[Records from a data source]

· · · ·

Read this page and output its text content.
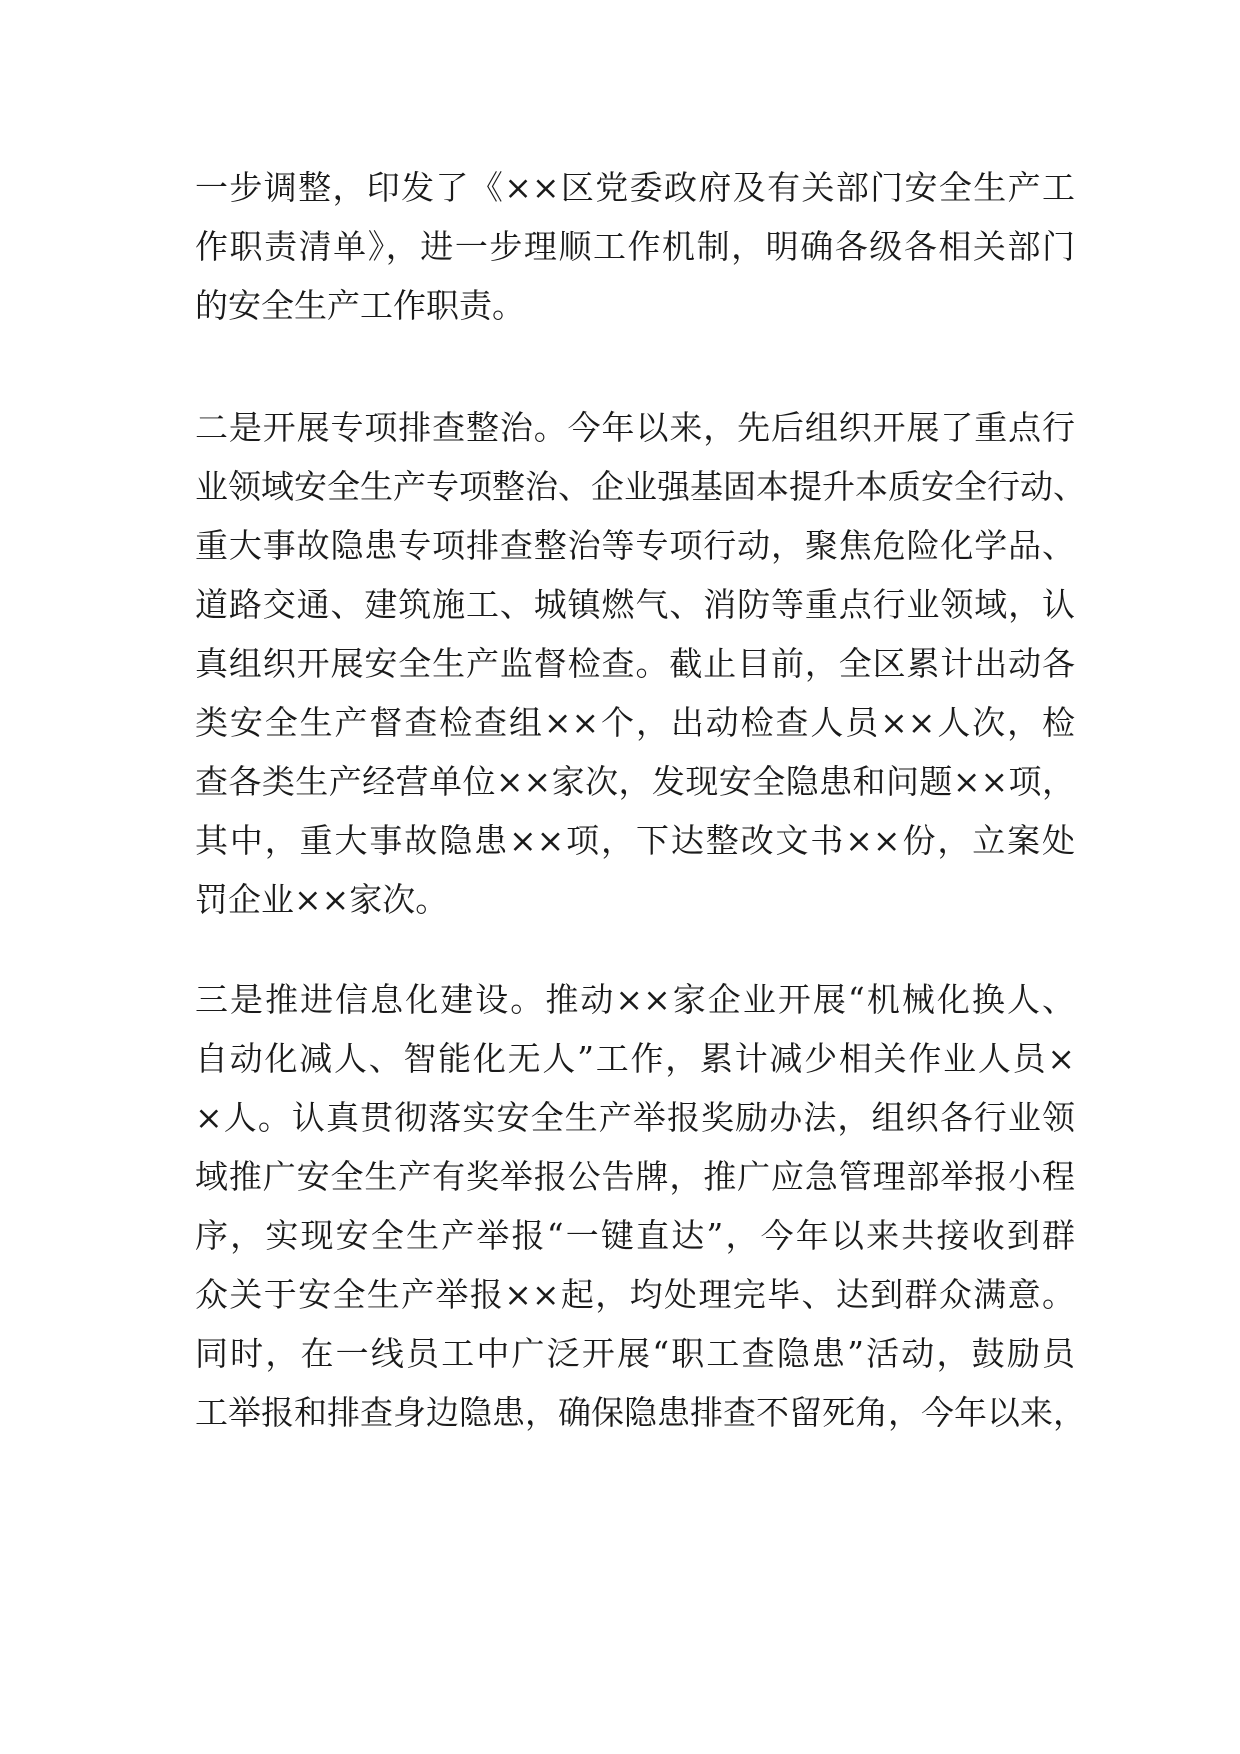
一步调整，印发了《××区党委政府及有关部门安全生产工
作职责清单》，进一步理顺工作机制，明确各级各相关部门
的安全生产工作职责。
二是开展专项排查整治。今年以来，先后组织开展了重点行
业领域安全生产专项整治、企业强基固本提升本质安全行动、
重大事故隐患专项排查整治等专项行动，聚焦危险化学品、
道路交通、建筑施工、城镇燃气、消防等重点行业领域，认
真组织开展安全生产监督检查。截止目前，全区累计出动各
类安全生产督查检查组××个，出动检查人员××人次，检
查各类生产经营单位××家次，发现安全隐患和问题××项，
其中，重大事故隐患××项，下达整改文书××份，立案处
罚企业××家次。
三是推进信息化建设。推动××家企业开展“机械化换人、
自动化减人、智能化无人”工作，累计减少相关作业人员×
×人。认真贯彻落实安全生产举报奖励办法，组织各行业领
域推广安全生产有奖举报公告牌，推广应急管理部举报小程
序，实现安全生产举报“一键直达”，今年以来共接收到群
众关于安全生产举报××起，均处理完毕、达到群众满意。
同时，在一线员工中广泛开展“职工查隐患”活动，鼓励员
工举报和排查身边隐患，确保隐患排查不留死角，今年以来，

· · · ·

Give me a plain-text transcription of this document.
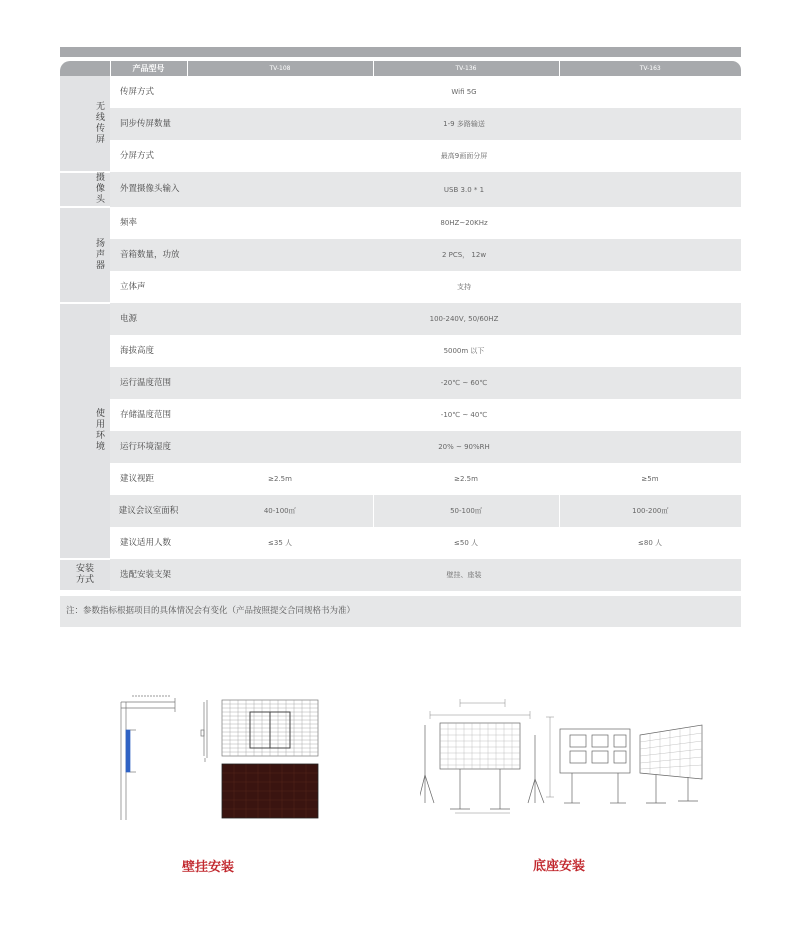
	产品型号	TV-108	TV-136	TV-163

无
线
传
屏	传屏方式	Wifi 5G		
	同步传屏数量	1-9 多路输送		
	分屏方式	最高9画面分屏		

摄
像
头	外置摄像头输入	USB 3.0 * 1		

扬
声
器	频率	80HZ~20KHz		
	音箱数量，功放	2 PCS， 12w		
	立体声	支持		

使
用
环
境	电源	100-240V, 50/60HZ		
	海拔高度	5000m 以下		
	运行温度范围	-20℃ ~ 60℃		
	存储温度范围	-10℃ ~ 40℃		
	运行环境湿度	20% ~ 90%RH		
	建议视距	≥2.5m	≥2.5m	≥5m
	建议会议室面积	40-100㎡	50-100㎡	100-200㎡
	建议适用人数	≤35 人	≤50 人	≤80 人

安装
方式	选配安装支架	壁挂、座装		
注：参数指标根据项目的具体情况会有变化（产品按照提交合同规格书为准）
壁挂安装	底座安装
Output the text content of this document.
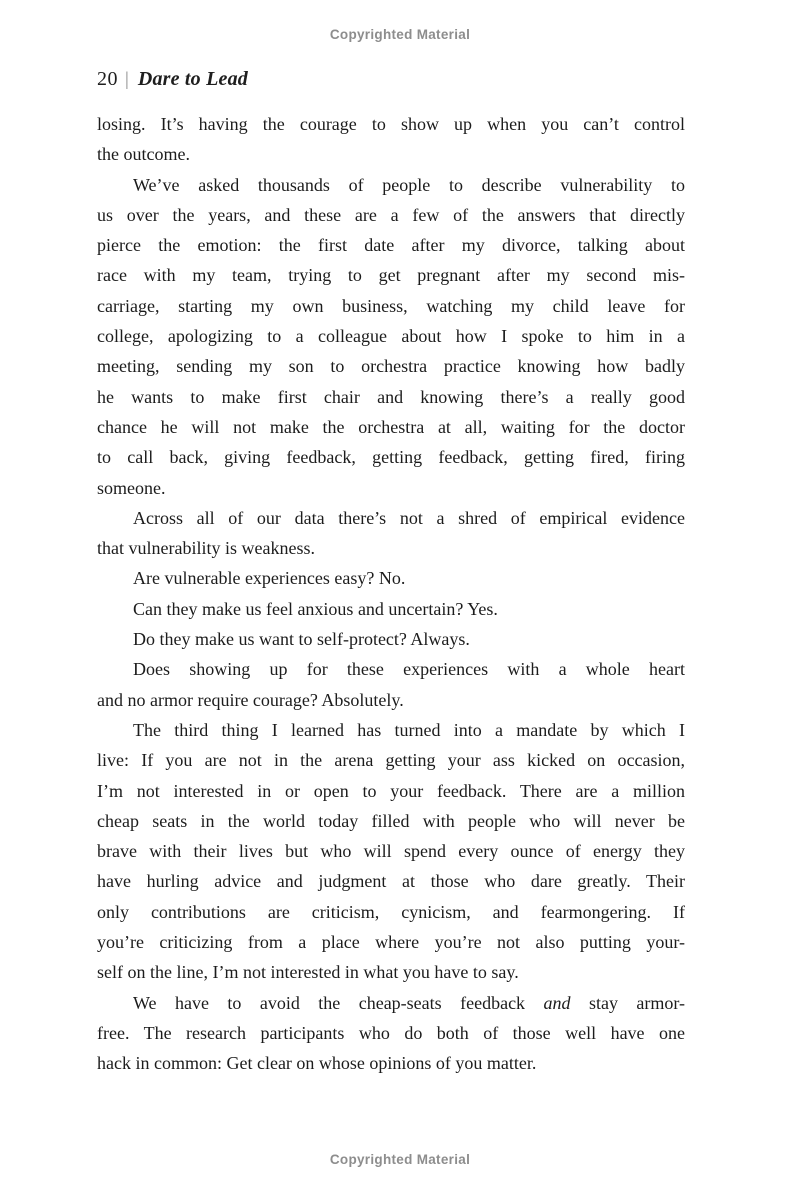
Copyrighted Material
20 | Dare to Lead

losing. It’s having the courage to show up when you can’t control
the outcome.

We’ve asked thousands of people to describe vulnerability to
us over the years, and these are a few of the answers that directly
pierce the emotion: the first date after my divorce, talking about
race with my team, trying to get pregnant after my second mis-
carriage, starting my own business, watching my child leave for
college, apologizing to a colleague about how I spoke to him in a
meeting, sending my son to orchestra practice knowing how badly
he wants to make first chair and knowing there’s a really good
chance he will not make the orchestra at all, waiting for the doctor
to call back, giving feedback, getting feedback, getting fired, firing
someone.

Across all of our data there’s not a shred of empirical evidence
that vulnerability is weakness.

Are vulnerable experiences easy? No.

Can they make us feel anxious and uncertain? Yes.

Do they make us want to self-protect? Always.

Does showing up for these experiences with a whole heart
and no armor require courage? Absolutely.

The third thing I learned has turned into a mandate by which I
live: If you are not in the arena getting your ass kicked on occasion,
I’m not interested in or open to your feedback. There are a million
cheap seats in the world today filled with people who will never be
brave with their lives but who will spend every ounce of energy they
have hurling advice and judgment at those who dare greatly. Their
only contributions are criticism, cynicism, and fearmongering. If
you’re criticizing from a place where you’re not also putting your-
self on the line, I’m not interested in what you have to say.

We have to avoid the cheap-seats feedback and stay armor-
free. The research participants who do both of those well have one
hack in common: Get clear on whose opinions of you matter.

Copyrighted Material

· · · ·

* EXERCISE TASK
Copy all lines from the listing that contain "self".

* ANSWER BELOW
Do they make us want to self-protect? Always.
self on the line, I’m not interested in what you have to say.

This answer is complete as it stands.